PROBLEM STATEMENT
Across the data below, how many lines hold "Date"? Answer with that number and nothing else.

_ _ _ _ _

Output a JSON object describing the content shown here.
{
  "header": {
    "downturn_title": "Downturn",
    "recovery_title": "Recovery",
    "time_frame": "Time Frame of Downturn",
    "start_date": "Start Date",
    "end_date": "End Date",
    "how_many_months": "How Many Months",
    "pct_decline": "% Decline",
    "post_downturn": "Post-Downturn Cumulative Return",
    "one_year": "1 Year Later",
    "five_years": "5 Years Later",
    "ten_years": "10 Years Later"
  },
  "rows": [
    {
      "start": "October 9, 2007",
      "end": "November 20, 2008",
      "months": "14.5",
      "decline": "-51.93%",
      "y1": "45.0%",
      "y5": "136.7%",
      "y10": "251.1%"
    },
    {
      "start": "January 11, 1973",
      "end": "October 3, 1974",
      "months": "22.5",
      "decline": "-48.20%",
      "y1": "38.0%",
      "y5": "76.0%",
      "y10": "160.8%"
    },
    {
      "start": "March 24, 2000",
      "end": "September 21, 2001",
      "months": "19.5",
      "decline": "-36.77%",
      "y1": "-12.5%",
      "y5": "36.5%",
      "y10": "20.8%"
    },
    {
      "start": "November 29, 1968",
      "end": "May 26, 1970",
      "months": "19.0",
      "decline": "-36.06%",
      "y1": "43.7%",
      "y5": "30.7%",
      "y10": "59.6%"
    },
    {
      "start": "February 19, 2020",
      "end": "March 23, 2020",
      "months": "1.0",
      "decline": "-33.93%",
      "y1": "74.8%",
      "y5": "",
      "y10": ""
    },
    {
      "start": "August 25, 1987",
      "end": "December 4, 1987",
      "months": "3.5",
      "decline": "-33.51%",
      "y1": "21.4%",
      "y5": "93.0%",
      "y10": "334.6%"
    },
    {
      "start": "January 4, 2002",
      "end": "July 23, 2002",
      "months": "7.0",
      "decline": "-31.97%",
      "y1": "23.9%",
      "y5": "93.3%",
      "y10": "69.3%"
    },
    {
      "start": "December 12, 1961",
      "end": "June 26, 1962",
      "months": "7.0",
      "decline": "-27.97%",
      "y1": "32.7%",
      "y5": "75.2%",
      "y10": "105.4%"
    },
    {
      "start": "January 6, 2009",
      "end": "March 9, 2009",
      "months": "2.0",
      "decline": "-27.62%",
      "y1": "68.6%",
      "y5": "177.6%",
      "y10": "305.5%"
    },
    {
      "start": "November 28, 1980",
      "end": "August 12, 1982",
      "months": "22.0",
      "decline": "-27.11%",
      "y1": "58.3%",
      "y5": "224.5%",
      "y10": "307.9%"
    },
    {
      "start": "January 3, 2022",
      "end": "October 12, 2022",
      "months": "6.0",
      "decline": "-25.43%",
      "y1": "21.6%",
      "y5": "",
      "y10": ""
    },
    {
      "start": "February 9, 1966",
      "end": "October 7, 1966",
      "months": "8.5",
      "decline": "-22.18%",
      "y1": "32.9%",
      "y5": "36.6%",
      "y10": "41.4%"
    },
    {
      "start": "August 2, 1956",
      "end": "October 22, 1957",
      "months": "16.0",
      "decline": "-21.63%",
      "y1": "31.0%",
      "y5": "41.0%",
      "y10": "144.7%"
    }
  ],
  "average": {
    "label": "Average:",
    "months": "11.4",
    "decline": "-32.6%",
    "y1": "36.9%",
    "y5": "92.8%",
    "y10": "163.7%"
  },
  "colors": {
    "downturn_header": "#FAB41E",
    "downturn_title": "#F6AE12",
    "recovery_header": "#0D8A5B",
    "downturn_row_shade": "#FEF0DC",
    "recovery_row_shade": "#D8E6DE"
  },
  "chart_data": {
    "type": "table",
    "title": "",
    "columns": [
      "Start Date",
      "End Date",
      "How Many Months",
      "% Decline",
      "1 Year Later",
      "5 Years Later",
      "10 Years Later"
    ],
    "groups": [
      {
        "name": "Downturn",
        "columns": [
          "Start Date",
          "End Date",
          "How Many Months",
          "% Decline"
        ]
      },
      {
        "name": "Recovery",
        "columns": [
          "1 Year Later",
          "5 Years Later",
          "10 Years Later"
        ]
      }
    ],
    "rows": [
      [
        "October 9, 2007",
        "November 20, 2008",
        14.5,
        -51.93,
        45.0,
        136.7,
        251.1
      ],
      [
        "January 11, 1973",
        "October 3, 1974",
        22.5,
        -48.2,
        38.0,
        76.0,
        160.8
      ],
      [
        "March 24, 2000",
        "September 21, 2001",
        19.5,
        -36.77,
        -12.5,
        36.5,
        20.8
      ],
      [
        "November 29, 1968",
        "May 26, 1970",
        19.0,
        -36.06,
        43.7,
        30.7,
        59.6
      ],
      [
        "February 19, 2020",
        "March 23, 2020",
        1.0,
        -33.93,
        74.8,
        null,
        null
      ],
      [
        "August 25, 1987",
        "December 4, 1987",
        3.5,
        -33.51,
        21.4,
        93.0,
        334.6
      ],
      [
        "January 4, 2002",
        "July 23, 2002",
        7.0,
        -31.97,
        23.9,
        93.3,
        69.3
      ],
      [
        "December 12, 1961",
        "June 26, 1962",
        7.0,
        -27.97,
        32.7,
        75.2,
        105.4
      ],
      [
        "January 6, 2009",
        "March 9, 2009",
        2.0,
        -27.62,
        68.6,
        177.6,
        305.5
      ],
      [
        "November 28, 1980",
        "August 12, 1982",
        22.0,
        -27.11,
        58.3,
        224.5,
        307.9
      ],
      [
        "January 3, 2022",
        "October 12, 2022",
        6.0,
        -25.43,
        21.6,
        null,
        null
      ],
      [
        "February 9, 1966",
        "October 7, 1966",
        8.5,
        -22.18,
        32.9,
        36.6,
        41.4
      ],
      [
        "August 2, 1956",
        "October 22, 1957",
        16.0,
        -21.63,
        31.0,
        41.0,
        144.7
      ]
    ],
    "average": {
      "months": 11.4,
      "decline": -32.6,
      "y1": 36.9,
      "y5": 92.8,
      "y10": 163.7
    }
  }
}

_ _ _ _ _

RESULT FOR THIS EXERCISE
6